• [Problem statement]:
Every line below must be reproduced exactly. Copy them all.

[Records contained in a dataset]

----

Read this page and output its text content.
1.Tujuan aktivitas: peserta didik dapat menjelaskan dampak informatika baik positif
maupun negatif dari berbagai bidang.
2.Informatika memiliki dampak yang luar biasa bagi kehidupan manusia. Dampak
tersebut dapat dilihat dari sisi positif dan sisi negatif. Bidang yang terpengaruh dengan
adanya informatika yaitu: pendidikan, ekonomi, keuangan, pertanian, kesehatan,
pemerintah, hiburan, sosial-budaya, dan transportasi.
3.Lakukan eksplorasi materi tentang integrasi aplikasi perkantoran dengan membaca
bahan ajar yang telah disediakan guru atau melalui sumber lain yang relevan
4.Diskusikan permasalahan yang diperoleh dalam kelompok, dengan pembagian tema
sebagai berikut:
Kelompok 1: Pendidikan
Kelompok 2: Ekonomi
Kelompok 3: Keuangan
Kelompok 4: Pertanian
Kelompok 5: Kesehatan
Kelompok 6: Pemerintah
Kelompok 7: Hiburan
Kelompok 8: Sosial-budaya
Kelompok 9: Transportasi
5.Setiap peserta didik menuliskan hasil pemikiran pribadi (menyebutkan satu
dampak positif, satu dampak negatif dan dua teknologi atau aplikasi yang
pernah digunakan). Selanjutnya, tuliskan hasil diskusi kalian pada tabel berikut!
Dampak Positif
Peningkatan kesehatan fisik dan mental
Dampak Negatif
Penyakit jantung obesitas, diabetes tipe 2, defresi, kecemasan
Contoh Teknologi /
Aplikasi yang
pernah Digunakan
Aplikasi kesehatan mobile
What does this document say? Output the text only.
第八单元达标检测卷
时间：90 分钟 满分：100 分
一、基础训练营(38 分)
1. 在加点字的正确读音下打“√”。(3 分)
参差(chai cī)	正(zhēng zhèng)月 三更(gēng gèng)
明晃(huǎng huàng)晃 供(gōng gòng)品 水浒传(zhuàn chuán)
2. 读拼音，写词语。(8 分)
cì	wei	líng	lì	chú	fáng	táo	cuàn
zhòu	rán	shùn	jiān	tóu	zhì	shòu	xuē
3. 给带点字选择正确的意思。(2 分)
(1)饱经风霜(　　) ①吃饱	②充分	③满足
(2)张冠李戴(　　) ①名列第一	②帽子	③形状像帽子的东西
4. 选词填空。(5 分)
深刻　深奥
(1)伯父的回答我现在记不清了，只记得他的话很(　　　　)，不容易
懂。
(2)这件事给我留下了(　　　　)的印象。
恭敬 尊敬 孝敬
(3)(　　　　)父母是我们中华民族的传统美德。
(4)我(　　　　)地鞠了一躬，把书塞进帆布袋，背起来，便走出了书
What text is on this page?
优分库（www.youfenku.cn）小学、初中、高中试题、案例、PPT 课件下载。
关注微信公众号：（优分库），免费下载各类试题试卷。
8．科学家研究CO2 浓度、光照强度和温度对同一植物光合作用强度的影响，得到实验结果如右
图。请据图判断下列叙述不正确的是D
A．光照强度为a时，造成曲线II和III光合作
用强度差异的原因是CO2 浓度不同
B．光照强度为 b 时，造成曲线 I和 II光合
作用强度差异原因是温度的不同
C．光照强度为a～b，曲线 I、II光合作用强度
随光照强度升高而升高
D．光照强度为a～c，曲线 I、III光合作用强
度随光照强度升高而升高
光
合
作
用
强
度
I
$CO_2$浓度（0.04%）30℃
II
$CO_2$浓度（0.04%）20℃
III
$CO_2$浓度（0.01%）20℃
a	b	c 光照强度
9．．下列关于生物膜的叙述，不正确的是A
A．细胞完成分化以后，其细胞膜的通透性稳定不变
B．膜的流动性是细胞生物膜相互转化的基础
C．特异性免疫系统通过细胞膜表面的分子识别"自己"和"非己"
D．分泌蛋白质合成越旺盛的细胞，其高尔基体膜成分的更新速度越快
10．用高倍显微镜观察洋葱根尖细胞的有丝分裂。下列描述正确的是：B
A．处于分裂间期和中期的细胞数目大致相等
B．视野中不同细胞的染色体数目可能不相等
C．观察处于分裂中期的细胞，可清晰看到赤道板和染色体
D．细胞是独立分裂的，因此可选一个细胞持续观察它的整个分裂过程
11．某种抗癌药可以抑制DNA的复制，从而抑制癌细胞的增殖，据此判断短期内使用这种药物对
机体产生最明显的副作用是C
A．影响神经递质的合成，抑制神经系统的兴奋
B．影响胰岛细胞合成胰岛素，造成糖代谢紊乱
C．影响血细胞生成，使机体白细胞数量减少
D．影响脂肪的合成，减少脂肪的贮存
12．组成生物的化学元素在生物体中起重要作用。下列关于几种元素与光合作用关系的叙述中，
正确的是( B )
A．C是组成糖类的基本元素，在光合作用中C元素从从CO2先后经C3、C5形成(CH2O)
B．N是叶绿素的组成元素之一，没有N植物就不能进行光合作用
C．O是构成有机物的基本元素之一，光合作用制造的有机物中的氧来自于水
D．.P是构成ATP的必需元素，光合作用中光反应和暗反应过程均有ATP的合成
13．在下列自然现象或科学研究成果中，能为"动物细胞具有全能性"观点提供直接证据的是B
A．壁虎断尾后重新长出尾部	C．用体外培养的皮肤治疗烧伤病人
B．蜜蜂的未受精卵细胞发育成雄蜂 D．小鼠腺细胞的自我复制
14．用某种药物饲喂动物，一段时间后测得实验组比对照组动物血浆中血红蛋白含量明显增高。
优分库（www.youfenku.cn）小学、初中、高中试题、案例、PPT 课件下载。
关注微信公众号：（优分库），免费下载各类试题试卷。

----

• [Solution]:
Read this page and output its text content.
1.Tujuan aktivitas: peserta didik dapat menjelaskan dampak informatika baik positif
maupun negatif dari berbagai bidang.
2.Informatika memiliki dampak yang luar biasa bagi kehidupan manusia. Dampak
tersebut dapat dilihat dari sisi positif dan sisi negatif. Bidang yang terpengaruh dengan
adanya informatika yaitu: pendidikan, ekonomi, keuangan, pertanian, kesehatan,
pemerintah, hiburan, sosial-budaya, dan transportasi.
3.Lakukan eksplorasi materi tentang integrasi aplikasi perkantoran dengan membaca
bahan ajar yang telah disediakan guru atau melalui sumber lain yang relevan
4.Diskusikan permasalahan yang diperoleh dalam kelompok, dengan pembagian tema
sebagai berikut:
Kelompok 1: Pendidikan
Kelompok 2: Ekonomi
Kelompok 3: Keuangan
Kelompok 4: Pertanian
Kelompok 5: Kesehatan
Kelompok 6: Pemerintah
Kelompok 7: Hiburan
Kelompok 8: Sosial-budaya
Kelompok 9: Transportasi
5.Setiap peserta didik menuliskan hasil pemikiran pribadi (menyebutkan satu
dampak positif, satu dampak negatif dan dua teknologi atau aplikasi yang
pernah digunakan). Selanjutnya, tuliskan hasil diskusi kalian pada tabel berikut!
Dampak Positif
Peningkatan kesehatan fisik dan mental
Dampak Negatif
Penyakit jantung obesitas, diabetes tipe 2, defresi, kecemasan
Contoh Teknologi /
Aplikasi yang
pernah Digunakan
Aplikasi kesehatan mobile
What does this document say? Output the text only.
第八单元达标检测卷
时间：90 分钟 满分：100 分
一、基础训练营(38 分)
1. 在加点字的正确读音下打“√”。(3 分)
参差(chai cī)	正(zhēng zhèng)月 三更(gēng gèng)
明晃(huǎng huàng)晃 供(gōng gòng)品 水浒传(zhuàn chuán)
2. 读拼音，写词语。(8 分)
cì	wei	líng	lì	chú	fáng	táo	cuàn
zhòu	rán	shùn	jiān	tóu	zhì	shòu	xuē
3. 给带点字选择正确的意思。(2 分)
(1)饱经风霜(　　) ①吃饱	②充分	③满足
(2)张冠李戴(　　) ①名列第一	②帽子	③形状像帽子的东西
4. 选词填空。(5 分)
深刻　深奥
(1)伯父的回答我现在记不清了，只记得他的话很(　　　　)，不容易
懂。
(2)这件事给我留下了(　　　　)的印象。
恭敬 尊敬 孝敬
(3)(　　　　)父母是我们中华民族的传统美德。
(4)我(　　　　)地鞠了一躬，把书塞进帆布袋，背起来，便走出了书
What text is on this page?
优分库（www.youfenku.cn）小学、初中、高中试题、案例、PPT 课件下载。
关注微信公众号：（优分库），免费下载各类试题试卷。
8．科学家研究CO2 浓度、光照强度和温度对同一植物光合作用强度的影响，得到实验结果如右
图。请据图判断下列叙述不正确的是D
A．光照强度为a时，造成曲线II和III光合作
用强度差异的原因是CO2 浓度不同
B．光照强度为 b 时，造成曲线 I和 II光合
作用强度差异原因是温度的不同
C．光照强度为a～b，曲线 I、II光合作用强度
随光照强度升高而升高
D．光照强度为a～c，曲线 I、III光合作用强
度随光照强度升高而升高
光
合
作
用
强
度
I
$CO_2$浓度（0.04%）30℃
II
$CO_2$浓度（0.04%）20℃
III
$CO_2$浓度（0.01%）20℃
a	b	c 光照强度
9．．下列关于生物膜的叙述，不正确的是A
A．细胞完成分化以后，其细胞膜的通透性稳定不变
B．膜的流动性是细胞生物膜相互转化的基础
C．特异性免疫系统通过细胞膜表面的分子识别"自己"和"非己"
D．分泌蛋白质合成越旺盛的细胞，其高尔基体膜成分的更新速度越快
10．用高倍显微镜观察洋葱根尖细胞的有丝分裂。下列描述正确的是：B
A．处于分裂间期和中期的细胞数目大致相等
B．视野中不同细胞的染色体数目可能不相等
C．观察处于分裂中期的细胞，可清晰看到赤道板和染色体
D．细胞是独立分裂的，因此可选一个细胞持续观察它的整个分裂过程
11．某种抗癌药可以抑制DNA的复制，从而抑制癌细胞的增殖，据此判断短期内使用这种药物对
机体产生最明显的副作用是C
A．影响神经递质的合成，抑制神经系统的兴奋
B．影响胰岛细胞合成胰岛素，造成糖代谢紊乱
C．影响血细胞生成，使机体白细胞数量减少
D．影响脂肪的合成，减少脂肪的贮存
12．组成生物的化学元素在生物体中起重要作用。下列关于几种元素与光合作用关系的叙述中，
正确的是( B )
A．C是组成糖类的基本元素，在光合作用中C元素从从CO2先后经C3、C5形成(CH2O)
B．N是叶绿素的组成元素之一，没有N植物就不能进行光合作用
C．O是构成有机物的基本元素之一，光合作用制造的有机物中的氧来自于水
D．.P是构成ATP的必需元素，光合作用中光反应和暗反应过程均有ATP的合成
13．在下列自然现象或科学研究成果中，能为"动物细胞具有全能性"观点提供直接证据的是B
A．壁虎断尾后重新长出尾部	C．用体外培养的皮肤治疗烧伤病人
B．蜜蜂的未受精卵细胞发育成雄蜂 D．小鼠腺细胞的自我复制
14．用某种药物饲喂动物，一段时间后测得实验组比对照组动物血浆中血红蛋白含量明显增高。
优分库（www.youfenku.cn）小学、初中、高中试题、案例、PPT 课件下载。
关注微信公众号：（优分库），免费下载各类试题试卷。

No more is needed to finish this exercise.